### Actions to take
(a) Answer these questions from the passage on visa policy:
(i) According to Kolossov and Scott (2013), what function do visas established by political elites ensure?
(ii) Besides abrogating visa restrictions, what entry arrangement may friendly countries permit?
(iii) What reasons does the passage give for a tightening of visa requirements that is not necessarily hostile?
(b) List every arrangement that, according to the passage on visa policy, countries on friendly terms may adopt.
(c) Carry on the passage on visa policy from its final sentence, in the same academic style.

### Source text
The present inquiry seeks to ascertain the visa policy between countries. In typical circumstances, visas established by political elites are utilized to ensure the barrier function of the border in the movement of individuals (Kolossov and Scott, 2013). In the context of friendly relations, countries enter into accords that involve the mutual abrogation of visa restrictions for specified periods or indefinitely. Alternatively, they may permit entry with the country’s internal passport. These arrangements are indicative of a fundamental level of trust between the nations involved. In instances where there is a pervasive sense of animosity, there is an escalation in visa restrictions, which can be interpreted as an initial manifestation of a policy of resistance. The tightening of visa requirements does not necessarily indicate a hostile attitude on the part of the issuing country. In some cases, the tightening of visa requirements may be due to sanitary and anti-epidemic reasons, although these reasons may be used as a pretext. It is also imperative to acknowledge that visa policies are not invariably reciprocal.

(Spatial annotation entries)
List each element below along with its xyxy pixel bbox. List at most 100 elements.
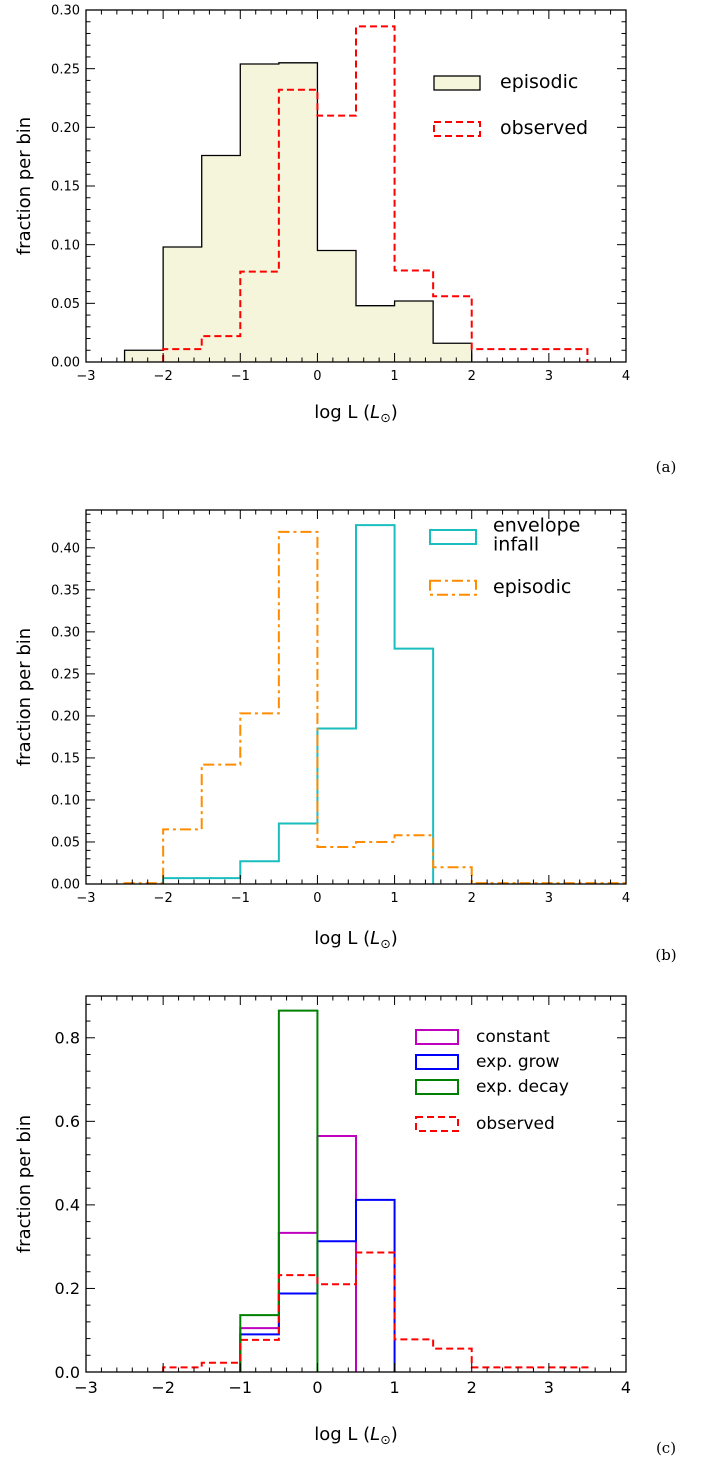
legend: envelope infall episodic: [429, 515, 580, 598]
x-tick-label: 0: [312, 1378, 322, 1397]
legend-swatch: [415, 1116, 459, 1132]
legend-label: observed: [500, 117, 588, 139]
x-tick-label: −2: [154, 369, 173, 384]
series-observed: [162, 1251, 589, 1372]
panel-label: (a): [656, 458, 677, 476]
legend-item: observed: [433, 117, 588, 139]
x-tick-label: −2: [151, 1378, 175, 1397]
y-tick-label: 0.8: [55, 1029, 80, 1048]
plot-frame: [85, 509, 627, 885]
legend-label: episodic: [493, 576, 571, 598]
y-tick-label: 0.10: [51, 238, 80, 253]
chart-panel-c: −3 −2 −1 0 1 2 3 4 0.0 0.2 0.4 0.6 0.8 fraction per b…: [0, 976, 702, 1465]
plot-frame: [85, 995, 627, 1373]
legend-swatch: [415, 1054, 459, 1070]
y-axis-title: fraction per bin: [14, 1115, 35, 1253]
histogram-outline: [239, 1009, 319, 1372]
legend-swatch: [429, 579, 477, 596]
histogram-outline: [239, 1134, 357, 1372]
legend-swatch: [415, 1079, 459, 1095]
legend-item: episodic: [429, 576, 571, 598]
x-tick-label: 3: [544, 1378, 554, 1397]
legend-label: constant: [476, 1027, 550, 1047]
x-tick-label: 1: [390, 891, 398, 906]
series-exp-decay: [239, 1009, 319, 1372]
chart-panel-b: −3 −2 −1 0 1 2 3 4 0.00 0.05 0.10 0.15 0.20 0.25 0.30 0…: [0, 488, 702, 976]
y-tick-label: 0.6: [55, 1112, 80, 1131]
legend-item: observed: [415, 1114, 555, 1134]
histogram-fill: [124, 62, 472, 363]
y-tick-label: 0.20: [51, 710, 80, 725]
x-tick-label: −3: [76, 891, 95, 906]
y-axis-title: fraction per bin: [14, 628, 35, 766]
series-observed: [162, 25, 589, 362]
histogram-outline: [123, 62, 473, 362]
x-axis-title: log L (L⊙): [314, 402, 398, 425]
legend-item: constant: [415, 1027, 550, 1047]
chart-panel-a: −3 −2 −1 0 1 2 3 4 0.00 0.05 0.10 0.15 0.20 0.25 0.30 f…: [0, 0, 702, 488]
y-tick-label: 0.35: [51, 584, 80, 599]
x-tick-label: −3: [76, 369, 95, 384]
x-tick-label: −3: [74, 1378, 98, 1397]
x-tick-label: −1: [231, 369, 250, 384]
legend-label: exp. grow: [476, 1052, 560, 1072]
x-tick-label: 2: [467, 1378, 477, 1397]
legend-swatch: [433, 121, 481, 137]
histogram-chart-c: −3 −2 −1 0 1 2 3 4 0.0 0.2 0.4 0.6 0.8 fraction per b…: [14, 995, 676, 1457]
y-tick-label: 0.15: [51, 752, 80, 767]
legend-label: observed: [476, 1114, 555, 1134]
x-tick-label: 0: [313, 369, 321, 384]
y-axis-title: fraction per bin: [14, 117, 35, 255]
y-tick-label: 0.20: [51, 121, 80, 136]
x-tick-label: 2: [468, 369, 476, 384]
x-tick-label: 0: [313, 891, 321, 906]
series-constant: [239, 1134, 357, 1372]
legend-item: episodic: [433, 71, 578, 93]
y-tick-label: 0.05: [51, 297, 80, 312]
y-tick-label: 0.4: [55, 1196, 80, 1215]
legend-swatch: [415, 1029, 459, 1045]
histogram-outline: [162, 524, 435, 884]
x-tick-label: −1: [231, 891, 250, 906]
panel-label: (b): [655, 946, 676, 964]
legend-item: exp. decay: [415, 1077, 569, 1097]
y-tick-label: 0.15: [51, 180, 80, 195]
legend-item: exp. grow: [415, 1052, 560, 1072]
legend-item: envelope infall: [429, 515, 580, 556]
x-tick-label: −1: [228, 1378, 252, 1397]
x-tick-label: 4: [622, 891, 630, 906]
y-tick-label: 0.00: [51, 356, 80, 371]
legend: episodic observed: [433, 71, 588, 139]
y-tick-label: 0.40: [51, 542, 80, 557]
legend-label: episodic: [500, 71, 578, 93]
legend-label: exp. decay: [476, 1077, 569, 1097]
y-tick-label: 0.2: [55, 1279, 80, 1298]
panel-label: (c): [656, 1439, 676, 1457]
x-tick-label: 1: [389, 1378, 399, 1397]
legend: constant exp. grow exp. decay observed: [415, 1027, 569, 1134]
x-tick-label: 4: [621, 1378, 631, 1397]
histogram-outline: [162, 1251, 589, 1372]
y-tick-label: 0.05: [51, 836, 80, 851]
y-tick-label: 0.30: [51, 626, 80, 641]
y-tick-label: 0.25: [51, 668, 80, 683]
legend-swatch: [429, 529, 477, 545]
histogram-chart-a: −3 −2 −1 0 1 2 3 4 0.00 0.05 0.10 0.15 0.20 0.25 0.30 f…: [14, 4, 677, 476]
x-tick-label: 1: [390, 369, 398, 384]
series-episodic: [123, 62, 473, 363]
legend-label: envelope infall: [493, 515, 580, 556]
y-tick-label: 0.0: [55, 1363, 80, 1382]
y-tick-label: 0.10: [51, 794, 80, 809]
x-tick-label: 4: [622, 369, 630, 384]
series-envelope-infall: [162, 524, 435, 884]
y-tick-label: 0.25: [51, 62, 80, 77]
legend-swatch: [433, 75, 481, 91]
x-tick-label: 2: [468, 891, 476, 906]
x-axis-title: log L (L⊙): [314, 928, 398, 951]
y-tick-label: 0.00: [51, 878, 80, 893]
histogram-chart-b: −3 −2 −1 0 1 2 3 4 0.00 0.05 0.10 0.15 0.20 0.25 0.30 0…: [14, 509, 677, 964]
x-tick-label: −2: [154, 891, 173, 906]
x-tick-label: 3: [545, 369, 553, 384]
histogram-outline: [162, 25, 589, 362]
x-axis-title: log L (L⊙): [314, 1424, 398, 1447]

### Responses
(a)
(i) They ensure the barrier function of the border in the movement of individuals.
(ii) Entry with the country's internal passport.
(iii) Sanitary and anti-epidemic reasons.

(b)
- Mutual abrogation of visa restrictions for specified periods
- Mutual abrogation of visa restrictions indefinitely
- Permitting entry with the country's internal passport

(c)
The eighth inquiry pertains to the question of whether votes on resolutions at the United Nations (UN) exhibit similar characteristics (Binder and Lockwood Payton, 2022). This parameter is a prevalent method for evaluating coalitions using the index of voting cohesion (IVC) (Lijphart, 1963) or the Euclidean distance according to the Signorino and Ritter (1999) formula. It is important to note that this criterion is not applicable to non-members of the UN, but rather exhibits a pronounced geopolitical subjectivity (Abkhazia, South Ossetia, Palestine, Northern Cyprus, etc.) (O’Loughlin and Kolosov, 2017).
Finally, it is an inquiry into the manner in which the media disseminates a particular image of a nation. The lowest level of this phenomenon, though not insignificant for relations between states, is the dissemination of geopolitical perceptions through media outlets. This is the level that is referred to as “low geopolitics” (Kolossov, 2003; Dittmer and Dodds, 2008; Okunev, 2021).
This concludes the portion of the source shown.